## WHAT THE TASK ASKS
Wherever the word "JSON" appears in a line, extract that line.
--- --- ---
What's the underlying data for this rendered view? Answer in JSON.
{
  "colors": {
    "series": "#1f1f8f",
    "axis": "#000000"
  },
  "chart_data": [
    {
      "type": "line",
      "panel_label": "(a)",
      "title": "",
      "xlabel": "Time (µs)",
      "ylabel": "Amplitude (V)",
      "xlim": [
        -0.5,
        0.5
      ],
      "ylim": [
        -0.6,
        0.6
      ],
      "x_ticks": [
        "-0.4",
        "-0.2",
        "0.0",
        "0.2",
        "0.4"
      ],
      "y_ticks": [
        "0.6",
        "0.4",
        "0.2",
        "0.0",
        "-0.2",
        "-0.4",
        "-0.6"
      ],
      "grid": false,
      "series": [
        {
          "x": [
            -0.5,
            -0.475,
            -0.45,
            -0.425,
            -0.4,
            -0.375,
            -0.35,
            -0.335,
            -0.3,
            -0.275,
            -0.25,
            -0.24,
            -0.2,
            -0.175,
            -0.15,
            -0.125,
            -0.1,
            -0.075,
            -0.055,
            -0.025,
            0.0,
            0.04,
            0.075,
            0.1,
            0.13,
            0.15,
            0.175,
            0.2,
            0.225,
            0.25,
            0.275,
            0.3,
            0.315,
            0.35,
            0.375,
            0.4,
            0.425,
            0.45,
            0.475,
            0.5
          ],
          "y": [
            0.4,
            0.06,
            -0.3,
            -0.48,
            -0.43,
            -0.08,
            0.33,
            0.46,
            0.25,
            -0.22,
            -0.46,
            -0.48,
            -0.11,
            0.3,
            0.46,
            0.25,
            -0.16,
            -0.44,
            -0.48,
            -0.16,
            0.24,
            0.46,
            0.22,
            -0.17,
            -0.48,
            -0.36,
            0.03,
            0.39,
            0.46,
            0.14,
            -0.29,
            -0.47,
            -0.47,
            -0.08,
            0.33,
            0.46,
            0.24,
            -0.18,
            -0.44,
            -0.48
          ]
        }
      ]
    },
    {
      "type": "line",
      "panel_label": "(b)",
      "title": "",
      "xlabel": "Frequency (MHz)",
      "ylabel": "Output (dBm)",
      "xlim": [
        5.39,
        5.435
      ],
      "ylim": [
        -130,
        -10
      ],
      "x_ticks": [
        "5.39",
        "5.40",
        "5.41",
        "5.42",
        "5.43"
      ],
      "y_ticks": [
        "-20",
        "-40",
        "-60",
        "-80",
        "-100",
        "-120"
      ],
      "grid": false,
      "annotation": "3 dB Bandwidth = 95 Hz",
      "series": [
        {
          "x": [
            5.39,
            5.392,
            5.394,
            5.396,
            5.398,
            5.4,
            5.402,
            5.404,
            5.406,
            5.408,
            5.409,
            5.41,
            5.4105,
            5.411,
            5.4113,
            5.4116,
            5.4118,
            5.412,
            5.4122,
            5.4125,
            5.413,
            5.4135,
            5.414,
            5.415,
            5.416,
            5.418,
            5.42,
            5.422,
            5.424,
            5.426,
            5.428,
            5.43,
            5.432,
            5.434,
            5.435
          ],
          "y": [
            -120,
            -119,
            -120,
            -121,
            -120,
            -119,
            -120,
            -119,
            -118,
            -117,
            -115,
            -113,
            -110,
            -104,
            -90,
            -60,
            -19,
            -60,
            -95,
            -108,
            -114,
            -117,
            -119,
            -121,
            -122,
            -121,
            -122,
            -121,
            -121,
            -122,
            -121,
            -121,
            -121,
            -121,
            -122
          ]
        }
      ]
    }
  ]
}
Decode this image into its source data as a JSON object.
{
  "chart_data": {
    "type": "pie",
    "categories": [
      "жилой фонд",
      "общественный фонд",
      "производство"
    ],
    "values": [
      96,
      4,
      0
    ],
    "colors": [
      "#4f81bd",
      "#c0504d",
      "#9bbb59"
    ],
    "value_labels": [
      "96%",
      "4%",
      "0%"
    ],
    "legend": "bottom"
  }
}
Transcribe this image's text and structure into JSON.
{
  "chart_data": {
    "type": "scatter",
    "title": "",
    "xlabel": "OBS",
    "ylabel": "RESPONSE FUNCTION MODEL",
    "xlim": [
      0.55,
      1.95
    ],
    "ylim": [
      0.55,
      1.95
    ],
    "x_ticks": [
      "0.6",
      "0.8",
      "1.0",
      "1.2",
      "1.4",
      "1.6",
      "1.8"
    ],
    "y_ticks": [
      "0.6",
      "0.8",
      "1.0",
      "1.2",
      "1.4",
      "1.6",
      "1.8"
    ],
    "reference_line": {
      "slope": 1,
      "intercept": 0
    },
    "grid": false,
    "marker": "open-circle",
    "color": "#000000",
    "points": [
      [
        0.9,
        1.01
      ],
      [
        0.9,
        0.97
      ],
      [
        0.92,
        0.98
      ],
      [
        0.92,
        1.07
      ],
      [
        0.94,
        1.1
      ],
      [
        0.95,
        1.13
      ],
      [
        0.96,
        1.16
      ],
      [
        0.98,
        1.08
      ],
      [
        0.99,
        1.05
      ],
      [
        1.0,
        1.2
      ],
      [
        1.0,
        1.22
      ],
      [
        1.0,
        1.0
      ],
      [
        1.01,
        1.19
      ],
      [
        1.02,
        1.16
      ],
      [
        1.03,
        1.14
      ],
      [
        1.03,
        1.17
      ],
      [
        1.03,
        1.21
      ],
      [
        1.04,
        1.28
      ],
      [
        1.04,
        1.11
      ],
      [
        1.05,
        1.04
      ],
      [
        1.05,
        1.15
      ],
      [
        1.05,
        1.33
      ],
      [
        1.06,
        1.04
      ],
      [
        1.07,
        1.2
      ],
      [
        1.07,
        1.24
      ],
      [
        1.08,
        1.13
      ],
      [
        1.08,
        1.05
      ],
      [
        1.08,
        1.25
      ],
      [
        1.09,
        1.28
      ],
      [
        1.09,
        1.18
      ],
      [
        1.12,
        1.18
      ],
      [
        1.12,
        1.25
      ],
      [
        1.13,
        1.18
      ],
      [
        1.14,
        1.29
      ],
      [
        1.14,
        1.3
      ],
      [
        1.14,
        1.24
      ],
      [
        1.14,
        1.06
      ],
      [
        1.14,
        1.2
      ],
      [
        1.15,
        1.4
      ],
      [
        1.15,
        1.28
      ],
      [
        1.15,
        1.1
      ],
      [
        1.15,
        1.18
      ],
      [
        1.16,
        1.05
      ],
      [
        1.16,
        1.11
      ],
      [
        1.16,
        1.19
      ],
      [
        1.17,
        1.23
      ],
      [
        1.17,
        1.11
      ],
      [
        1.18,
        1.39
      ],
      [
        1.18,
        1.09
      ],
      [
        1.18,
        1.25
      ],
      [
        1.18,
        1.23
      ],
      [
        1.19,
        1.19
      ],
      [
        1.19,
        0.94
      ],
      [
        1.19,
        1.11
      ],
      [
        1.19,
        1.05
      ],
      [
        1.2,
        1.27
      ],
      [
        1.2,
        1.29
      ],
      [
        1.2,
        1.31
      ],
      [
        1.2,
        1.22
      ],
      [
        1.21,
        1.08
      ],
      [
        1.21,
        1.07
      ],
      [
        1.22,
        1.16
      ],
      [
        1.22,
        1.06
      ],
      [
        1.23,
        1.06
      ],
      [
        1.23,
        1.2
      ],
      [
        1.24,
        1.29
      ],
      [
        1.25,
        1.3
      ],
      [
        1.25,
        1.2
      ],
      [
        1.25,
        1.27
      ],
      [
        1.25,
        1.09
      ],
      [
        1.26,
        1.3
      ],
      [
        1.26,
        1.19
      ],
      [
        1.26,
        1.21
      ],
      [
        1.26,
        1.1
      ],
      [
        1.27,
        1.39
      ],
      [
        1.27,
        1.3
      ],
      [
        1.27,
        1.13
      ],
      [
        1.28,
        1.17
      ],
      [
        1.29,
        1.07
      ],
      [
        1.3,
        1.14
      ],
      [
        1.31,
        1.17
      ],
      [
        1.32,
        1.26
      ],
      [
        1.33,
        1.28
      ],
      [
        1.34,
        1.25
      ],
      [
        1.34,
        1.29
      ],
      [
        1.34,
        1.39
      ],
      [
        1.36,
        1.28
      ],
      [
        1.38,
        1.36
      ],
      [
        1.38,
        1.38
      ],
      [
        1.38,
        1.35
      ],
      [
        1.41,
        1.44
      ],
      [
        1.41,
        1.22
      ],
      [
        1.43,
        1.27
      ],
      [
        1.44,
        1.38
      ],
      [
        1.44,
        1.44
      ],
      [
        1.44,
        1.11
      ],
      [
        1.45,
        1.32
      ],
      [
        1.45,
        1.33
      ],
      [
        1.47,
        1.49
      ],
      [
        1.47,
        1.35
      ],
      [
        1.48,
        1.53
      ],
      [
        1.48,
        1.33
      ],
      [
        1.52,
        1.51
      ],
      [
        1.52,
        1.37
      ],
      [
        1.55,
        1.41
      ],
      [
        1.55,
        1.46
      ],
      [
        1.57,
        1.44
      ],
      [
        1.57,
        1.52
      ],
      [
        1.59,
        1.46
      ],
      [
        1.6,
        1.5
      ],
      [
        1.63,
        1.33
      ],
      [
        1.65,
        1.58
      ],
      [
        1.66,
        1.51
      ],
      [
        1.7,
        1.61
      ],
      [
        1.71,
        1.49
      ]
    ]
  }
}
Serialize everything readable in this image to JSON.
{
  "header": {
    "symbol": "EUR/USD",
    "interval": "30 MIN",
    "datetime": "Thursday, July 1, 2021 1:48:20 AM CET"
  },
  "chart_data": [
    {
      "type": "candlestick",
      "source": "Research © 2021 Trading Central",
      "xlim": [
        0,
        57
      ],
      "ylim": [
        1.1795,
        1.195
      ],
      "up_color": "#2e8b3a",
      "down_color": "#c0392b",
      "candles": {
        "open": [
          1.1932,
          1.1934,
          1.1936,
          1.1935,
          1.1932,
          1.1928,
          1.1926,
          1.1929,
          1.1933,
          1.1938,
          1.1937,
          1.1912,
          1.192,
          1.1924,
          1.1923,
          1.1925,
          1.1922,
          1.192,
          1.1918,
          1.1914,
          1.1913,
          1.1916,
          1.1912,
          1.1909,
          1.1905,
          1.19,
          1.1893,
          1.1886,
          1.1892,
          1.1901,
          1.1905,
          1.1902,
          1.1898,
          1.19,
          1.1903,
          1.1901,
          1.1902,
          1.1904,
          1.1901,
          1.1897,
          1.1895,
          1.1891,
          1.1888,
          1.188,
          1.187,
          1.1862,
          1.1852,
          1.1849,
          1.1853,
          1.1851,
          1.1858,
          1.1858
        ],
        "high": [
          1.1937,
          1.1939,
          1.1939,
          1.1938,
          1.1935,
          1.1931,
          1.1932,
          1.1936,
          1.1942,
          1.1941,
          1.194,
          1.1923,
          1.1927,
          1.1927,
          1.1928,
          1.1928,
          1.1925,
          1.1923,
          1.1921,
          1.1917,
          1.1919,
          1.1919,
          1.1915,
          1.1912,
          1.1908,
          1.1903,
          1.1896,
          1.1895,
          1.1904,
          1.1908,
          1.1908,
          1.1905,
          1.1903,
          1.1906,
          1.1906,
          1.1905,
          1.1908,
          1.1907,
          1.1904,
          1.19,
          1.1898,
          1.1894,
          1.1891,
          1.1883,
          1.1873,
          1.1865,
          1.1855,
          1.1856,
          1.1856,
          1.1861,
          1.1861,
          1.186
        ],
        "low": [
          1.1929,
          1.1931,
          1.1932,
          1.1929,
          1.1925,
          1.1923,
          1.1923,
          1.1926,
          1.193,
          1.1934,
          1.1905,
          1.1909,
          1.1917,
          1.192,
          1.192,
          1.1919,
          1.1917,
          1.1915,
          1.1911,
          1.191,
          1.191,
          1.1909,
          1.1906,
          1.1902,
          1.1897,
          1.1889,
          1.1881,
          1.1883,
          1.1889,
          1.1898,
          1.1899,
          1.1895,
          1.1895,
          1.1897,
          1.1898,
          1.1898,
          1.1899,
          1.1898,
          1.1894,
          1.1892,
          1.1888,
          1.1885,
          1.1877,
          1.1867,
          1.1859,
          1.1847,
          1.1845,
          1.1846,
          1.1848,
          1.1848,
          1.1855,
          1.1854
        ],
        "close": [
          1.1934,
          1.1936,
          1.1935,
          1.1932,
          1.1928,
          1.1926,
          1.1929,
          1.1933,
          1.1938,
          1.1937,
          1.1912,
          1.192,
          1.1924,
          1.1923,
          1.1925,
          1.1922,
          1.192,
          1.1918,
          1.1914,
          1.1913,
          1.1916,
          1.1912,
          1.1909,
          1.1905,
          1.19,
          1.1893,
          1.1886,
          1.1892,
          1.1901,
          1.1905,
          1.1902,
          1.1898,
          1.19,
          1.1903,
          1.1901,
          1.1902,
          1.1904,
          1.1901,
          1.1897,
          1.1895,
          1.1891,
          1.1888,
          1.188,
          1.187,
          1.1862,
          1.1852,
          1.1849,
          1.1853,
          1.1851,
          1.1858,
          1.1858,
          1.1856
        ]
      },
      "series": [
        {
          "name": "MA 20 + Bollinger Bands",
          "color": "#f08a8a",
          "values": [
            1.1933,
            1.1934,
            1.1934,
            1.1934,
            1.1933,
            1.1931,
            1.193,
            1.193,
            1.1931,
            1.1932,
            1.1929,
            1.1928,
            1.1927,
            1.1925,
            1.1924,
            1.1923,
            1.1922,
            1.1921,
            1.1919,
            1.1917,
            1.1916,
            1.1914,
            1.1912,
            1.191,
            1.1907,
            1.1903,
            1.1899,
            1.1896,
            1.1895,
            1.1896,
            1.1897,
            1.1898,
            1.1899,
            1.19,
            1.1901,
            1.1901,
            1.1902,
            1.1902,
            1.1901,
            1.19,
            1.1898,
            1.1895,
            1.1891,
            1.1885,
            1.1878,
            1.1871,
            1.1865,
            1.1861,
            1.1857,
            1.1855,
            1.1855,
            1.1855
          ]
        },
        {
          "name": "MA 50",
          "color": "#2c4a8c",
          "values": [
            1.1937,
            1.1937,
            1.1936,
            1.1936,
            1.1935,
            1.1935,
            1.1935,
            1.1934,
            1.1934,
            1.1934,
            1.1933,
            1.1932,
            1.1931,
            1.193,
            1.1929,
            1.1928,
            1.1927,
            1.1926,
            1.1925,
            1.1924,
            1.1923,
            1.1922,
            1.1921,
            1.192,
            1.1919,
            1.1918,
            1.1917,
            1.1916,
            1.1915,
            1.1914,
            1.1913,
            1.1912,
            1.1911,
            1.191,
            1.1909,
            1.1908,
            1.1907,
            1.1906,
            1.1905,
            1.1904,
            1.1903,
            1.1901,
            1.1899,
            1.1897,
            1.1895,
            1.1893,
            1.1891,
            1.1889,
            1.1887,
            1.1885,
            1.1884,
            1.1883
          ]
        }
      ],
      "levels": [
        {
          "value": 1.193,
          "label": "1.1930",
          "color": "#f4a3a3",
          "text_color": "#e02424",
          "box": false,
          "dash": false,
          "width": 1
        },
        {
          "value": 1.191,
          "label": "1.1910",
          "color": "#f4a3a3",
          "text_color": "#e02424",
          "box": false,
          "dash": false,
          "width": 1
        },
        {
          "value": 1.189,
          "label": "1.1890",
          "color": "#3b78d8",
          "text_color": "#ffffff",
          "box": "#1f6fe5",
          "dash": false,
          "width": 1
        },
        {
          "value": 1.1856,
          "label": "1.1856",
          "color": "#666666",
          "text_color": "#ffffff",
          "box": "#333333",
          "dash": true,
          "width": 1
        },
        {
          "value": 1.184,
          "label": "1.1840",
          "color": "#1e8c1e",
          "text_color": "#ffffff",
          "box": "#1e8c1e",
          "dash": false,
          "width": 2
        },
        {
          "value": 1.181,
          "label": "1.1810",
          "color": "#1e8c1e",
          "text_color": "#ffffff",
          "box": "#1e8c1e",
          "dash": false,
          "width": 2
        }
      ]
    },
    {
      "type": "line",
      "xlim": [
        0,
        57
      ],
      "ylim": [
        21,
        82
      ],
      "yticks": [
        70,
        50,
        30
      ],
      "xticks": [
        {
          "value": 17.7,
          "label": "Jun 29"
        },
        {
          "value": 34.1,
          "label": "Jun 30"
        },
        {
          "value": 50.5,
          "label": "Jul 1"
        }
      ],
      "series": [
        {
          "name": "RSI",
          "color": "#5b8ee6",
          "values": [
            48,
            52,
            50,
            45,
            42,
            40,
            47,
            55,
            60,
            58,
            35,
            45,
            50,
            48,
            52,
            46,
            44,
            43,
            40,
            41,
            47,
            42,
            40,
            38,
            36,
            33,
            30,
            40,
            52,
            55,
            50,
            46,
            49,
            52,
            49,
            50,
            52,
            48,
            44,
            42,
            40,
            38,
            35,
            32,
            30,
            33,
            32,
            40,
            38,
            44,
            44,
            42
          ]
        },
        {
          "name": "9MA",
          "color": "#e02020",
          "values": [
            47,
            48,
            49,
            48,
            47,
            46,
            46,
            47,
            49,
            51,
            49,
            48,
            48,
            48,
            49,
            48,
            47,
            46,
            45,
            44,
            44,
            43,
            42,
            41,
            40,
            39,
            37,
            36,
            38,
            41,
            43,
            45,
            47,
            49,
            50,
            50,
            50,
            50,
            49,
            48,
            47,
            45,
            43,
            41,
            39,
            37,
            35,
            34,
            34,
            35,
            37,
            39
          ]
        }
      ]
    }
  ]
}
--- --- ---
## CORRECT OUTPUT
What's the underlying data for this rendered view? Answer in JSON.
Decode this image into its source data as a JSON object.
Transcribe this image's text and structure into JSON.
Serialize everything readable in this image to JSON.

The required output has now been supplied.